Record excerpts:
------------------------
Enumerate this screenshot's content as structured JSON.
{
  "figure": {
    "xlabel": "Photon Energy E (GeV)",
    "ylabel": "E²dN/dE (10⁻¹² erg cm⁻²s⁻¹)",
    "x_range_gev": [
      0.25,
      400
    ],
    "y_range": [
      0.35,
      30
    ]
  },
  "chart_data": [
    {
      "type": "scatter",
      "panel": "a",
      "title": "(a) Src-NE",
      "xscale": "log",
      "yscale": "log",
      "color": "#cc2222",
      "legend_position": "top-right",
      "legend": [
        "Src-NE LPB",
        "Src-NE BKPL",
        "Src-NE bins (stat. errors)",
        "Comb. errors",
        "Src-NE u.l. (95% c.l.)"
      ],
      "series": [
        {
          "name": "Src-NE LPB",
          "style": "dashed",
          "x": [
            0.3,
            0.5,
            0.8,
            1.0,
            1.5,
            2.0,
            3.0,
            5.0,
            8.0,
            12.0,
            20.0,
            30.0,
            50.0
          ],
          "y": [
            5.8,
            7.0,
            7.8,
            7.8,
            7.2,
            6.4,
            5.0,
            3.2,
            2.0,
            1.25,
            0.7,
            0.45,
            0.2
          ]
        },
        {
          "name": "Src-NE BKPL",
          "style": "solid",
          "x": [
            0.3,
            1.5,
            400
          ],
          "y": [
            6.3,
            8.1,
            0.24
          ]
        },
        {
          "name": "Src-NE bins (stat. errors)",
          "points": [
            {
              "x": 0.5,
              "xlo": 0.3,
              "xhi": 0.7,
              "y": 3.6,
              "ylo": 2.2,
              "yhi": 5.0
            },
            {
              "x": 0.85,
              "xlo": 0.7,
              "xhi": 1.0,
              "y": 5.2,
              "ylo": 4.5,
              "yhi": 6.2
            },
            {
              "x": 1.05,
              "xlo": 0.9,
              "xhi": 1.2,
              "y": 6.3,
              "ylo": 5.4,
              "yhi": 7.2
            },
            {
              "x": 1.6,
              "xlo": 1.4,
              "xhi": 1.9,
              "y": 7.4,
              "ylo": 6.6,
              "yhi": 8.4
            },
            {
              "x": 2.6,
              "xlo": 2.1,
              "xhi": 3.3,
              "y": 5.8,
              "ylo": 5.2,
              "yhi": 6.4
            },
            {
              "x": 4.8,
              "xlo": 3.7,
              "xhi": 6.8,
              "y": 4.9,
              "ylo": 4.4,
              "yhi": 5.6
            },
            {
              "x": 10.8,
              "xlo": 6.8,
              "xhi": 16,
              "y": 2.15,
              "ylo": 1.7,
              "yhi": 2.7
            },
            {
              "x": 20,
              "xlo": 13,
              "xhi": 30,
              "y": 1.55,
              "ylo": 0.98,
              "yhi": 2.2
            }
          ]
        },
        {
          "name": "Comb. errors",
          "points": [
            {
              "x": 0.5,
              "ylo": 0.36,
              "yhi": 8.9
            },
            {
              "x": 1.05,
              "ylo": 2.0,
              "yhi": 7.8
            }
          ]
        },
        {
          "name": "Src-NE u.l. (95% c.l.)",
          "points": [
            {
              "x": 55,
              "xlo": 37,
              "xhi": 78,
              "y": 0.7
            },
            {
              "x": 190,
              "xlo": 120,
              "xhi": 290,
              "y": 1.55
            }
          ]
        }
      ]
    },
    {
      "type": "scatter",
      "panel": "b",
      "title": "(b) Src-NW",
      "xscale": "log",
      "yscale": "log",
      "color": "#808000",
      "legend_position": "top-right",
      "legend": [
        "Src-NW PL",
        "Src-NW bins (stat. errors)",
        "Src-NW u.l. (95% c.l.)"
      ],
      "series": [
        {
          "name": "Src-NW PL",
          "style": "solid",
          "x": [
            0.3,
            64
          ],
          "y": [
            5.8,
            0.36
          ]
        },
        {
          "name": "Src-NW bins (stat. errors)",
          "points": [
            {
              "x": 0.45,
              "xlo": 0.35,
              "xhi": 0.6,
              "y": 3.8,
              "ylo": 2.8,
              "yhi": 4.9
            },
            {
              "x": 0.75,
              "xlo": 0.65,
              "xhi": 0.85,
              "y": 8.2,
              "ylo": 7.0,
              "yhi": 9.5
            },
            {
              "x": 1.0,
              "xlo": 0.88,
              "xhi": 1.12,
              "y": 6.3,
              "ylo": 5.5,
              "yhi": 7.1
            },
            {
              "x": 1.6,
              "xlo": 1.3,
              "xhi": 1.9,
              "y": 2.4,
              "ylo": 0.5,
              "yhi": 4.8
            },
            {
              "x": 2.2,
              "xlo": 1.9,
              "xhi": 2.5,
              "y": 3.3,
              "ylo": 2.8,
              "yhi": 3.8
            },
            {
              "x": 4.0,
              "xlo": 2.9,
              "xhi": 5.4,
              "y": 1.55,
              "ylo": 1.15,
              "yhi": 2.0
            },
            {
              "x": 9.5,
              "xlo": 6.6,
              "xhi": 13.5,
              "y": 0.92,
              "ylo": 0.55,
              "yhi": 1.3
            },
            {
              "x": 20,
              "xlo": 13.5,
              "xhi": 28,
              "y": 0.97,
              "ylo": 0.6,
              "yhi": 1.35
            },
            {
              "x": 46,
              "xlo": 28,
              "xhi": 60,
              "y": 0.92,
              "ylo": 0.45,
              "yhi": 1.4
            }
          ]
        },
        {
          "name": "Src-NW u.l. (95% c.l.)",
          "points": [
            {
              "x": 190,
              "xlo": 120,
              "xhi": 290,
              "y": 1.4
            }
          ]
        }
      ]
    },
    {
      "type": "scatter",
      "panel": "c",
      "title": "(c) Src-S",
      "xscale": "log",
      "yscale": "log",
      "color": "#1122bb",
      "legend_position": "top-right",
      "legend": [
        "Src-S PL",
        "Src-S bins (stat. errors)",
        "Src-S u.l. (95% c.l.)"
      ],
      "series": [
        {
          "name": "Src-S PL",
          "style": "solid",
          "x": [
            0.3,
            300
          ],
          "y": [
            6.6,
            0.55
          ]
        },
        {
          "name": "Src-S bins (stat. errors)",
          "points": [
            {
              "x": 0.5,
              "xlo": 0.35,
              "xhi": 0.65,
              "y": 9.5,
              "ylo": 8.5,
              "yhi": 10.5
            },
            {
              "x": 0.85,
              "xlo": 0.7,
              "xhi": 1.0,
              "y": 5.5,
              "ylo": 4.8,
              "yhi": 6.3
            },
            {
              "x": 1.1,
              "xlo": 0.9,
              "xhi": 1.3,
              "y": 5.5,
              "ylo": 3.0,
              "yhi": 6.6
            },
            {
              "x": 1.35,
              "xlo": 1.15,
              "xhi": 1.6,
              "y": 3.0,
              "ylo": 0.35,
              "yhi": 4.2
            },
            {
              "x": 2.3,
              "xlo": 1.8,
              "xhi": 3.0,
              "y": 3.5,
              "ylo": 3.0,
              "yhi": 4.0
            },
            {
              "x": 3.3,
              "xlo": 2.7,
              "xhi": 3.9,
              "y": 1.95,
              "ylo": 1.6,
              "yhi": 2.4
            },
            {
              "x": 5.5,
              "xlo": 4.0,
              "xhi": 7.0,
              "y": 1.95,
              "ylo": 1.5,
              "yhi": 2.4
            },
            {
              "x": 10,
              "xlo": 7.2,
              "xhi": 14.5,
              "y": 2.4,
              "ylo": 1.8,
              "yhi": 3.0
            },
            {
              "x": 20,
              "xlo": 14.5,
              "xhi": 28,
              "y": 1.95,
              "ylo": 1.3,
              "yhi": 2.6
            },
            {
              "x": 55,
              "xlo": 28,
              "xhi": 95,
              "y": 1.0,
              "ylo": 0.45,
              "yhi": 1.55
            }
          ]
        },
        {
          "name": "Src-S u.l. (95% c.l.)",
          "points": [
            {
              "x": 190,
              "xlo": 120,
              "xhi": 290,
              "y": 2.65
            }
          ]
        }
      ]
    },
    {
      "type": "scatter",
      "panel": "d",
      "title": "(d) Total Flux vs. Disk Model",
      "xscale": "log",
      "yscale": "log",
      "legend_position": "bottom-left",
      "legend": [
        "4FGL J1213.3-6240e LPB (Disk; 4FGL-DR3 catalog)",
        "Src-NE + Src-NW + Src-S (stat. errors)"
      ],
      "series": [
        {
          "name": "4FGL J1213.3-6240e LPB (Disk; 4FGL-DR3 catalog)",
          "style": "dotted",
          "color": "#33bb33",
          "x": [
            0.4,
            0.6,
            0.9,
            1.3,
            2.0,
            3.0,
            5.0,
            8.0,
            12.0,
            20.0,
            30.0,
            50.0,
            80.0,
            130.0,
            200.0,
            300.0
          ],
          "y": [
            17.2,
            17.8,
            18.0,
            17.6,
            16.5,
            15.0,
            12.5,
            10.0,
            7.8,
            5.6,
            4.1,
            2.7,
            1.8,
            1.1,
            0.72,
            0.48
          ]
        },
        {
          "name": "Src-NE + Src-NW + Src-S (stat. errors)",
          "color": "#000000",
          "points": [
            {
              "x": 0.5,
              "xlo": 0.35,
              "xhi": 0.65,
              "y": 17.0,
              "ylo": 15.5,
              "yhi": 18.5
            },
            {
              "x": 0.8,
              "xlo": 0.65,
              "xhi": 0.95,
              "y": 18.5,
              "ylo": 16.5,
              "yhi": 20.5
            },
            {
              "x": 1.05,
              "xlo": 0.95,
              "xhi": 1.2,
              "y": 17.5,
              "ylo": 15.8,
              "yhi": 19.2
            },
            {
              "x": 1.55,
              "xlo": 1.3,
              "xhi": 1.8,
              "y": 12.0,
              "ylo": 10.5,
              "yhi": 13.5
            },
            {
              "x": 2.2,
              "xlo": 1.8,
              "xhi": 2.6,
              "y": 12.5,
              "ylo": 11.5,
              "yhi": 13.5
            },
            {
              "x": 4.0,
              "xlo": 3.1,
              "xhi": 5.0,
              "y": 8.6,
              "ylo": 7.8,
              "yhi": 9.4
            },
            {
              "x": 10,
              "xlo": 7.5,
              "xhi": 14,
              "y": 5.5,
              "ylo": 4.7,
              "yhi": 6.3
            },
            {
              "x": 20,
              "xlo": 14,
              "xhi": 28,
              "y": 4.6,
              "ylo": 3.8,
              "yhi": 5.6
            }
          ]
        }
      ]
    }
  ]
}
------------------------
Short exercise: Show each line in the entries that holds the string "title".

Answer to the task:
      "title": "(a) Src-NE",
      "title": "(b) Src-NW",
      "title": "(c) Src-S",
      "title": "(d) Total Flux vs. Disk Model",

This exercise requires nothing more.